>> Start
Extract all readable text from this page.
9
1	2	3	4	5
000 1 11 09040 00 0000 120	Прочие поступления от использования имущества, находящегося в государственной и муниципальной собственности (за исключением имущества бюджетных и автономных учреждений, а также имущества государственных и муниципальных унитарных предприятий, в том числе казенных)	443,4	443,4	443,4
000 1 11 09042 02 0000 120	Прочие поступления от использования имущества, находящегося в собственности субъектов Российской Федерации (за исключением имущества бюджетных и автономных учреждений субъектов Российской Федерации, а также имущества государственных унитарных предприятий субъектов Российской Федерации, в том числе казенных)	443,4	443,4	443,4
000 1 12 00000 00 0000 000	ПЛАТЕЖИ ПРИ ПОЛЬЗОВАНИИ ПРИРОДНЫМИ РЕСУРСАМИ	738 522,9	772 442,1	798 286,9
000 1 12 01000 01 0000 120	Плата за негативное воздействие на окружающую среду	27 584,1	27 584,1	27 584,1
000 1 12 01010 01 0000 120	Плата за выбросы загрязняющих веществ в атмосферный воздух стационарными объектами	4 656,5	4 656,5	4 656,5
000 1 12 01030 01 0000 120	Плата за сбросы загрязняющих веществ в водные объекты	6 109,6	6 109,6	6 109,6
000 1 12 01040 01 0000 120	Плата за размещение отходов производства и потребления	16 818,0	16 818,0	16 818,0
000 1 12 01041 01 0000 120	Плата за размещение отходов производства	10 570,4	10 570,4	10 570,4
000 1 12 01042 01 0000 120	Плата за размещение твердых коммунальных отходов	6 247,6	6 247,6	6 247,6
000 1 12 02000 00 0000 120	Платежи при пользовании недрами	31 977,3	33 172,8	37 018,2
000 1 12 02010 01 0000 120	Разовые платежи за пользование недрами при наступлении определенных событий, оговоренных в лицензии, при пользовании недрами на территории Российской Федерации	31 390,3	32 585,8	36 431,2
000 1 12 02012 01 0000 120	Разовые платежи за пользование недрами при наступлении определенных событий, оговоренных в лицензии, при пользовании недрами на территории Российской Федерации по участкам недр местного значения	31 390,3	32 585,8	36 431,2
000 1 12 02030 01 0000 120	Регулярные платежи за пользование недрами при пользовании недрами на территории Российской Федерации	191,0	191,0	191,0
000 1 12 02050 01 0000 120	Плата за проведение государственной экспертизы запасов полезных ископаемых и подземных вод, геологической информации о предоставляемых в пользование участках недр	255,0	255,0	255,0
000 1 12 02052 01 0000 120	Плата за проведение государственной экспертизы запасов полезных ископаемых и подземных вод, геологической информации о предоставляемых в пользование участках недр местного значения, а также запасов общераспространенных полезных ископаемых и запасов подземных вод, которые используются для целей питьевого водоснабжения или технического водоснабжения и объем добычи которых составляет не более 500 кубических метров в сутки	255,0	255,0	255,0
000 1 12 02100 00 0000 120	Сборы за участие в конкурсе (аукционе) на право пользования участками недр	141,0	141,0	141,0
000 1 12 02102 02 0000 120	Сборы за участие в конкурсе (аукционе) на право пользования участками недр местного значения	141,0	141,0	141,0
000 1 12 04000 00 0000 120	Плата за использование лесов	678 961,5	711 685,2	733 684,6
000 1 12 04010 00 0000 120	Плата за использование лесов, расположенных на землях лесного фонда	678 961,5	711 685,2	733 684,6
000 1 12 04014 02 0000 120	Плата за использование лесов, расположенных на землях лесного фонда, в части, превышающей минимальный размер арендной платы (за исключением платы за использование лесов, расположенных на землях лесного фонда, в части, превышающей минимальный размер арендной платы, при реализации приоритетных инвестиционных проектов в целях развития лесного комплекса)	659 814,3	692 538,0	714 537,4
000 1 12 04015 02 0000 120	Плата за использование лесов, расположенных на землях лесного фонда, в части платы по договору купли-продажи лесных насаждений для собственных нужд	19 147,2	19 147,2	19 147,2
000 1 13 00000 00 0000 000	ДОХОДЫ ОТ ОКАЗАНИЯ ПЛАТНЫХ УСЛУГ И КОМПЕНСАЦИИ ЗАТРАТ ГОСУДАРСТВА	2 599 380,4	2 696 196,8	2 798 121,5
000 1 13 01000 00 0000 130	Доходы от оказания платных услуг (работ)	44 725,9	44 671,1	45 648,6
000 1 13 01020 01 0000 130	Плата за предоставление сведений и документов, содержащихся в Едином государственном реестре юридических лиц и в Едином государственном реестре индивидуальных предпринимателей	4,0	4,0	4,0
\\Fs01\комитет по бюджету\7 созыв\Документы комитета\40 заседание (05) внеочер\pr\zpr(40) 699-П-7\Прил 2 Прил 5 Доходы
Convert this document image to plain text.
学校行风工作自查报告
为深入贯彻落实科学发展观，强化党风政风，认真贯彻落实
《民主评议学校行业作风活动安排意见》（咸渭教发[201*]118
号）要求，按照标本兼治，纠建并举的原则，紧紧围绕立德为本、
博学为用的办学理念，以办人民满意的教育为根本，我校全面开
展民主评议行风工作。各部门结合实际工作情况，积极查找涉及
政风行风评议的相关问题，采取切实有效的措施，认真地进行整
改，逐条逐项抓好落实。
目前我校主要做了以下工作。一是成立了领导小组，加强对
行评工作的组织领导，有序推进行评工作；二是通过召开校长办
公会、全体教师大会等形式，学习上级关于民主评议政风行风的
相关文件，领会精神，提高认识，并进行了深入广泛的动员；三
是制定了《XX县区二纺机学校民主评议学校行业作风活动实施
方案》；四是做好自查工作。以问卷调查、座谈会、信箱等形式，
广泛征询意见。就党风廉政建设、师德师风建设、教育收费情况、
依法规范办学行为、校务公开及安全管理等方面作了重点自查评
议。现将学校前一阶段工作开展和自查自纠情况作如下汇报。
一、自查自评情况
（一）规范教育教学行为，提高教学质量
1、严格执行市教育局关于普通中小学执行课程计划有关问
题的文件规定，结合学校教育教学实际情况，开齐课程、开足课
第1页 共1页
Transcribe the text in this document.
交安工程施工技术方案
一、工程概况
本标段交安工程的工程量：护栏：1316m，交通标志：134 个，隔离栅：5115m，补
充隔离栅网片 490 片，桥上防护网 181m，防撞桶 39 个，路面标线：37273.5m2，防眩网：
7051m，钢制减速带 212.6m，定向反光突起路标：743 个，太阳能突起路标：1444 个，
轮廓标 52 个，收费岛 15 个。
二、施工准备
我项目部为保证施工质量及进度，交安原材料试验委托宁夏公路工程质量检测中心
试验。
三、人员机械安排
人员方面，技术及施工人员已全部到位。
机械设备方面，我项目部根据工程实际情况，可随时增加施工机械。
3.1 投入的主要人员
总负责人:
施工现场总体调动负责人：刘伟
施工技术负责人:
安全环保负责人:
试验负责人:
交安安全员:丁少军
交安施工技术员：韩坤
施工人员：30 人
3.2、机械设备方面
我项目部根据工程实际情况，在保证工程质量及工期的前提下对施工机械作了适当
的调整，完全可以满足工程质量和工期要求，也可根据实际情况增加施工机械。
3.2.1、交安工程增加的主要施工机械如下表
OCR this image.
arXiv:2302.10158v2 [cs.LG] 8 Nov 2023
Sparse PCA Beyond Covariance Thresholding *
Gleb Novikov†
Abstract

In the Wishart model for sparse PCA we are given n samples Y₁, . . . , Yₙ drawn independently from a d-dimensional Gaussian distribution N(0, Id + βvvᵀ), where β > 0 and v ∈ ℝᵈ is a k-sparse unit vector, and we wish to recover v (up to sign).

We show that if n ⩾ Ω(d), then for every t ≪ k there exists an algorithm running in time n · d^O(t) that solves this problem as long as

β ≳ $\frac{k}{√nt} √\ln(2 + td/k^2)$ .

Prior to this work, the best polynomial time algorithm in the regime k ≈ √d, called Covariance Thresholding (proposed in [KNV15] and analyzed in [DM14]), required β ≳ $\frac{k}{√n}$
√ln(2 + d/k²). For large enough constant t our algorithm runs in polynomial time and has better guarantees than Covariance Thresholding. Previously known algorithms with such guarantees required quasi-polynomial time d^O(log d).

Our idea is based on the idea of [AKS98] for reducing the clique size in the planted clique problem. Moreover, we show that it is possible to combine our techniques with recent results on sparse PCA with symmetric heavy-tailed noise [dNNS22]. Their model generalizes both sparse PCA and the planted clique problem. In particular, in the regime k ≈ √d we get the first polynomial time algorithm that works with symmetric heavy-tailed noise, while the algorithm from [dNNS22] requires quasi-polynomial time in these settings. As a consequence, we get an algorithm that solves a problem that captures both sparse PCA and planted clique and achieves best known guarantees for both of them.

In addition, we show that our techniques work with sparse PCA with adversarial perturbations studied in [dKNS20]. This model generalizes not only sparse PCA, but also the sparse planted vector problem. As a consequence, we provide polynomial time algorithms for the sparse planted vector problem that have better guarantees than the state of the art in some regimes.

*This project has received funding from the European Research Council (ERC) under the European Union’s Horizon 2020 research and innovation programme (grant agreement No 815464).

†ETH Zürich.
>> End
**WHAT IS NEEDED**
Answer with one number: how many lines in the listing hold "загрязняющих".

**EXERCISE SOLUTION**
2